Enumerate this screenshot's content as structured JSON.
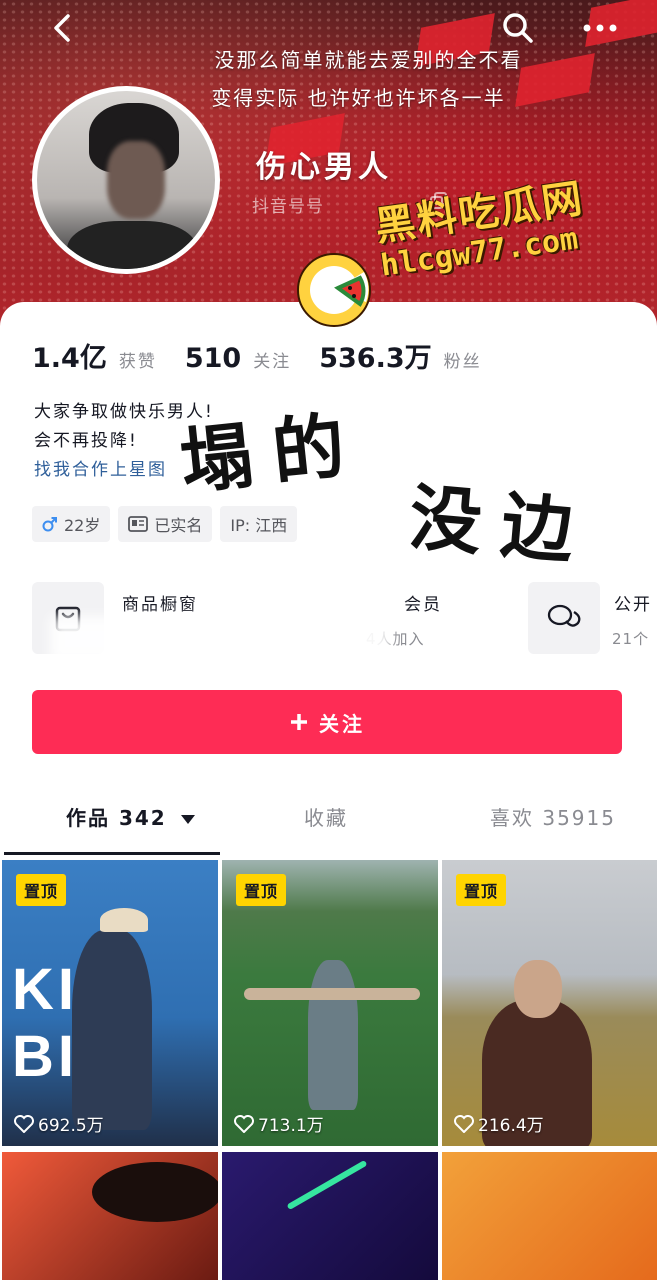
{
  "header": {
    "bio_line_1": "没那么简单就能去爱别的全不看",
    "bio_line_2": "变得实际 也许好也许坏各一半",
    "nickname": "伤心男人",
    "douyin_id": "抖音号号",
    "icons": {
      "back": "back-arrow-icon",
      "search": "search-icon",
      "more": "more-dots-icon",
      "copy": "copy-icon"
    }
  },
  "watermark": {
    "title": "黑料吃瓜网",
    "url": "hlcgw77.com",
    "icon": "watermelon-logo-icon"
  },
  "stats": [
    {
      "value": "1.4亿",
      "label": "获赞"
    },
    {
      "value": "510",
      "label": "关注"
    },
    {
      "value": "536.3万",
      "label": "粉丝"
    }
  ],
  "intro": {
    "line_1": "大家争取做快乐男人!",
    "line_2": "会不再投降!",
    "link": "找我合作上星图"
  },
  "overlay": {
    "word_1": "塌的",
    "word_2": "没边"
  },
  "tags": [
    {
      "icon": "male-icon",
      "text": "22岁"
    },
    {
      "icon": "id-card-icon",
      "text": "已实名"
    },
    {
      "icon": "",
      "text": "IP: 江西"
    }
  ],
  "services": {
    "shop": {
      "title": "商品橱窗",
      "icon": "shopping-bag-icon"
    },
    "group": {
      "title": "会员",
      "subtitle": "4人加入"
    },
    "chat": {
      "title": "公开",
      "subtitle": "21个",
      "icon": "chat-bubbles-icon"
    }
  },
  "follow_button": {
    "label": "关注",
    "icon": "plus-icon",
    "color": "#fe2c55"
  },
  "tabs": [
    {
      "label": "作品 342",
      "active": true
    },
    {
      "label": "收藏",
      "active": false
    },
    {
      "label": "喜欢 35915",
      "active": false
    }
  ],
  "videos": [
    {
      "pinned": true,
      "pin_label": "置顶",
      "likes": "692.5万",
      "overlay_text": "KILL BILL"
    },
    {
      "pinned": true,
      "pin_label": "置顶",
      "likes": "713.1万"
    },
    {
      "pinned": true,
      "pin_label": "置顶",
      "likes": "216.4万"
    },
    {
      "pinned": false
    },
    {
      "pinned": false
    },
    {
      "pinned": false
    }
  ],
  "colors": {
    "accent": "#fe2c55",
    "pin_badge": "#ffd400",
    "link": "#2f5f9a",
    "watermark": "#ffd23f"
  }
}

——

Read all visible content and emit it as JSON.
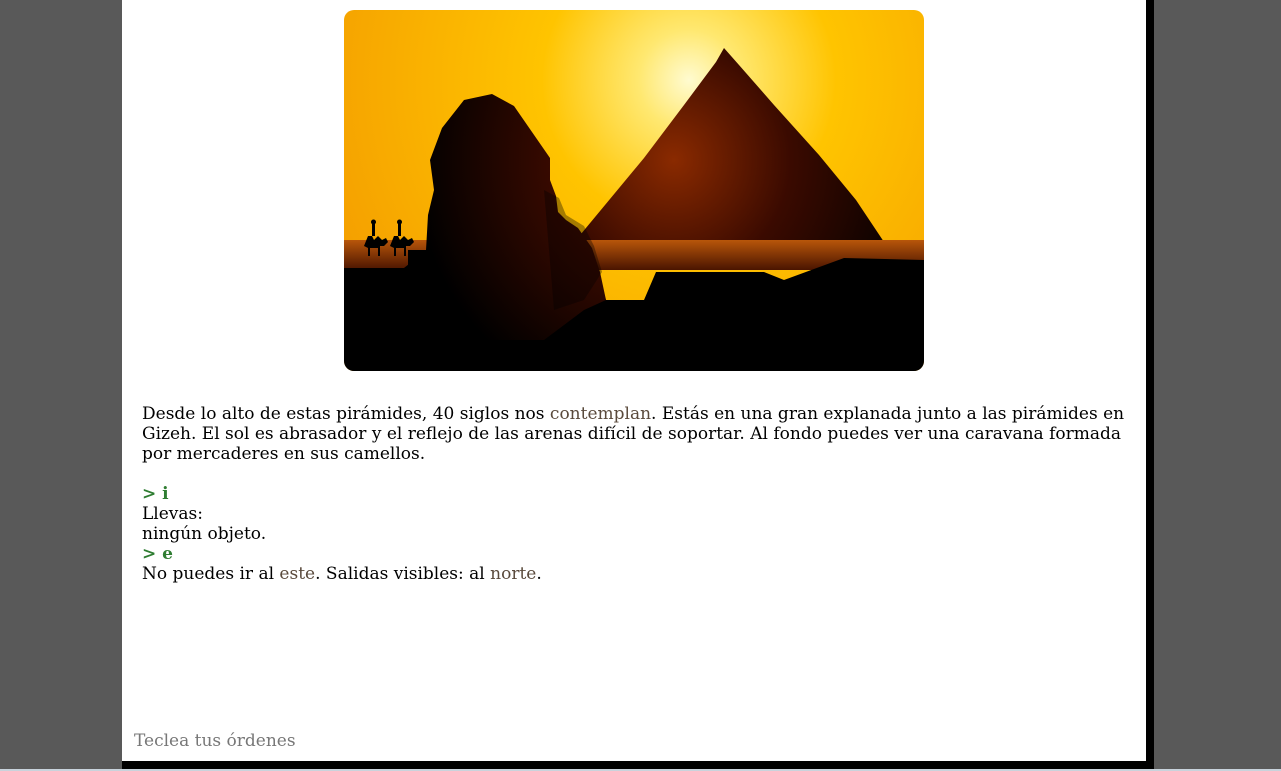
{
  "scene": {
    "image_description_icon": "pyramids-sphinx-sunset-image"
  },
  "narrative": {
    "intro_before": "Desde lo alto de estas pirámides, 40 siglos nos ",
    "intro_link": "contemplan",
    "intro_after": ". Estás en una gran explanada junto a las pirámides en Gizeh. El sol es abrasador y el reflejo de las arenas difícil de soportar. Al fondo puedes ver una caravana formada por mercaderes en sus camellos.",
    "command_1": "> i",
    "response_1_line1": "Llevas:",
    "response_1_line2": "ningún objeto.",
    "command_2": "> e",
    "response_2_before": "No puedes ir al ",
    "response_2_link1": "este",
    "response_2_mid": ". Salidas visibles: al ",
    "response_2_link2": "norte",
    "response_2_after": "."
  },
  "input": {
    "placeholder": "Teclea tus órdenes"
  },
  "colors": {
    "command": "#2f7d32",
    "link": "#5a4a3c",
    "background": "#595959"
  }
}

——

◆ TASK DETAILS:
Go through the entries above and copy every line containing "JSON".

◆ THE REPLY:
Enumerate this screenshot's content as structured JSON.
Read all visible content and emit it as JSON.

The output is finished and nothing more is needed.